§ **Exercise details**
Pick out all lines in the listing holding the string "Example" and copy them.

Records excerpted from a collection
□ □ □

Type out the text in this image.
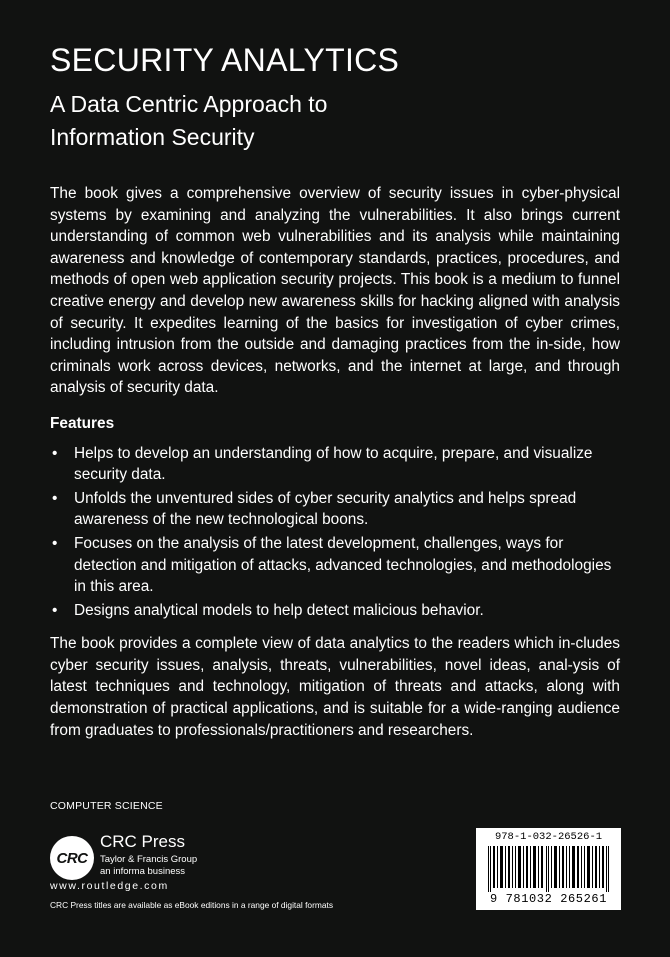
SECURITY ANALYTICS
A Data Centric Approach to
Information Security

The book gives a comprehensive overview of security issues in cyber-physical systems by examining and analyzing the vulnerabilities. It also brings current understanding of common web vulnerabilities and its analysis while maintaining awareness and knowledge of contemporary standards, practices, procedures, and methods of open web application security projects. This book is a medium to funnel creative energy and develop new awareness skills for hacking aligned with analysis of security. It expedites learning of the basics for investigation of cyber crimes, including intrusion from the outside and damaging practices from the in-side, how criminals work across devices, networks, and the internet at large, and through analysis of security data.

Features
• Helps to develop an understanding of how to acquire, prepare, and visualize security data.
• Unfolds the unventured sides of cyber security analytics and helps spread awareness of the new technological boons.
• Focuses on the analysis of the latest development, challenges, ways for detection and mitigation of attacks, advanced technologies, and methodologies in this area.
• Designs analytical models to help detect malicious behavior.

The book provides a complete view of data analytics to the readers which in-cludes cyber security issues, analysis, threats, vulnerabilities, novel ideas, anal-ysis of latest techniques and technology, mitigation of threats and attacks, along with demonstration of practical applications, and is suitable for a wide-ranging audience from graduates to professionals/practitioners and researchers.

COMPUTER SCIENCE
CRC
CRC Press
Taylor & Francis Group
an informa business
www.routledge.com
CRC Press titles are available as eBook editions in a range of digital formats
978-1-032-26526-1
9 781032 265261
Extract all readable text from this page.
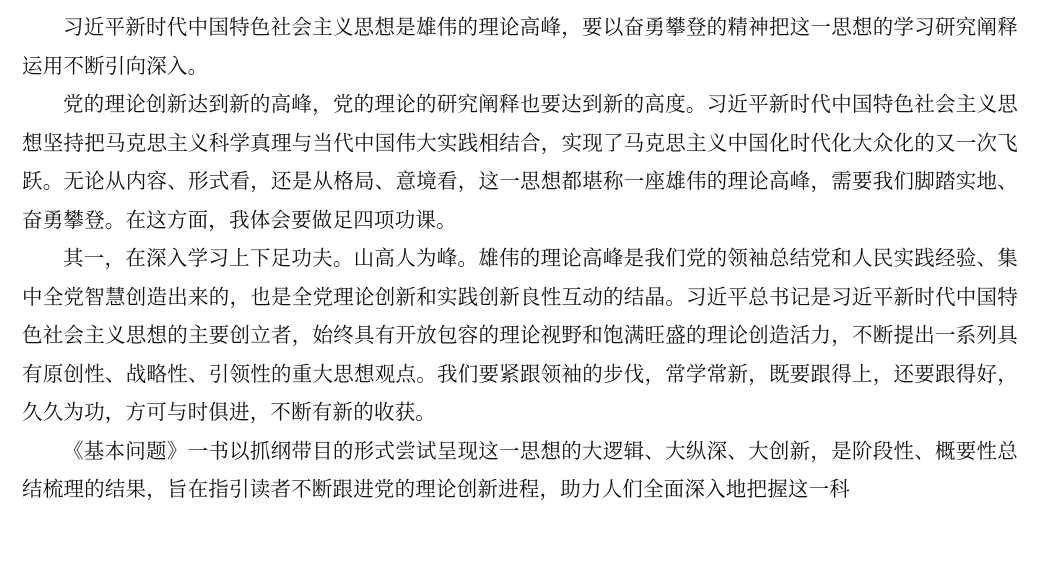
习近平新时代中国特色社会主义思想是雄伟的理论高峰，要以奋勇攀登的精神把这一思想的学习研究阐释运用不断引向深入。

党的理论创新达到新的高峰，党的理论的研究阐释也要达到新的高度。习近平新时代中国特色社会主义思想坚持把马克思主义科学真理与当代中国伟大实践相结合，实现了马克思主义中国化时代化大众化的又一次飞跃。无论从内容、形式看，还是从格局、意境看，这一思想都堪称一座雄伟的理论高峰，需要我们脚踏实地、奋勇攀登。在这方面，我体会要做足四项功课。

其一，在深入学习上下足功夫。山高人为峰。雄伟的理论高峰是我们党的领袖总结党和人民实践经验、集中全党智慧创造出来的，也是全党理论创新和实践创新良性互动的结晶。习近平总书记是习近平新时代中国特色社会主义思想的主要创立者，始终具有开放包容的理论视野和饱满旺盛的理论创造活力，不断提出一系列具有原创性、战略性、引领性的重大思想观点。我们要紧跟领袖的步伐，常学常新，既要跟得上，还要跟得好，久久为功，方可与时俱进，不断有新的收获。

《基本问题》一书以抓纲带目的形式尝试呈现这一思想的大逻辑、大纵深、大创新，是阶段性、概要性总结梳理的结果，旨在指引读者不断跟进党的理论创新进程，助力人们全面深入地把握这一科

□ □ □

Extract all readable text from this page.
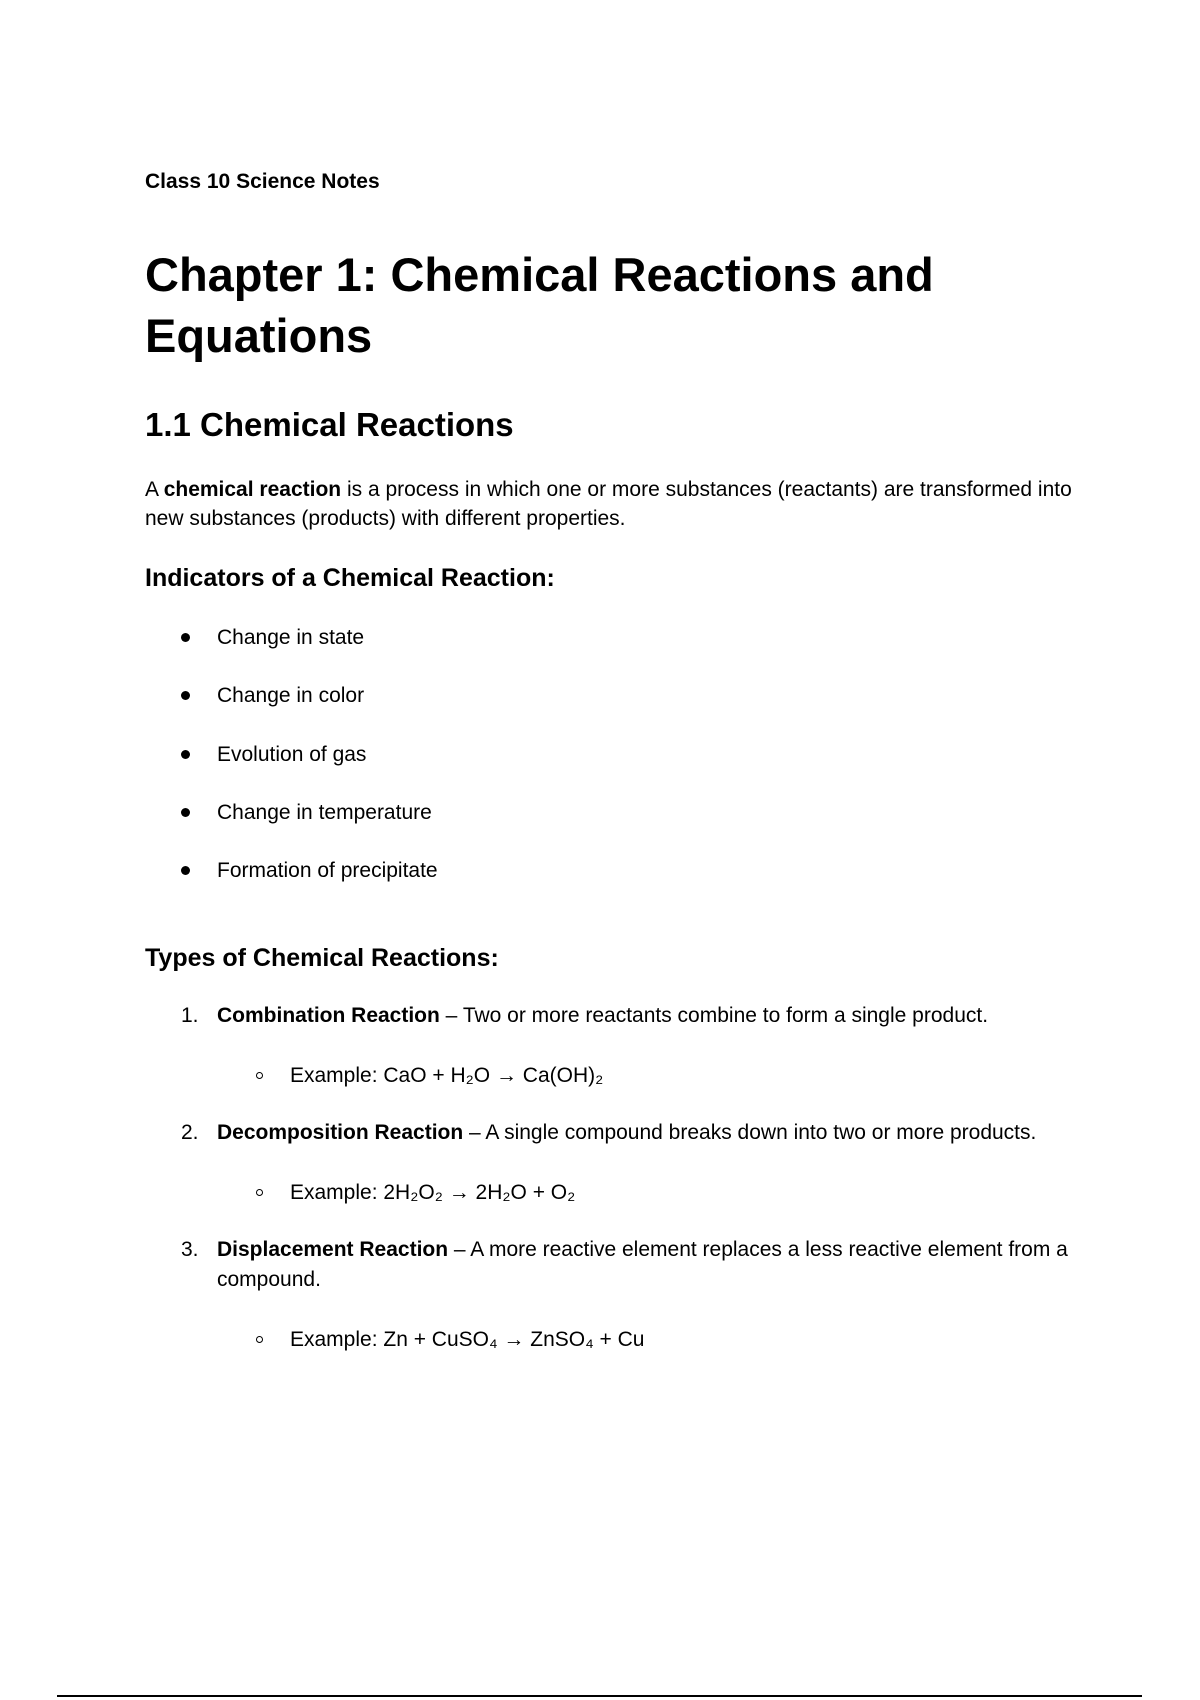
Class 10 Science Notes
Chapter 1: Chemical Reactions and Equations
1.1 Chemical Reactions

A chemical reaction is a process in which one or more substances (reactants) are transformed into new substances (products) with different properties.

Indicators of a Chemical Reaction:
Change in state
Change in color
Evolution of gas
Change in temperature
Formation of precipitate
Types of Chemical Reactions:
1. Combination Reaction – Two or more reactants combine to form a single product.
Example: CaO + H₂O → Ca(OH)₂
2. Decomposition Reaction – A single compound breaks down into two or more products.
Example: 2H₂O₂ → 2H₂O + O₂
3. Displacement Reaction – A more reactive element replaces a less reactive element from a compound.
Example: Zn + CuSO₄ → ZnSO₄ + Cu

□ □ □

§ **Correct result**
Example: CaO + H₂O → Ca(OH)₂
Example: 2H₂O₂ → 2H₂O + O₂
Example: Zn + CuSO₄ → ZnSO₄ + Cu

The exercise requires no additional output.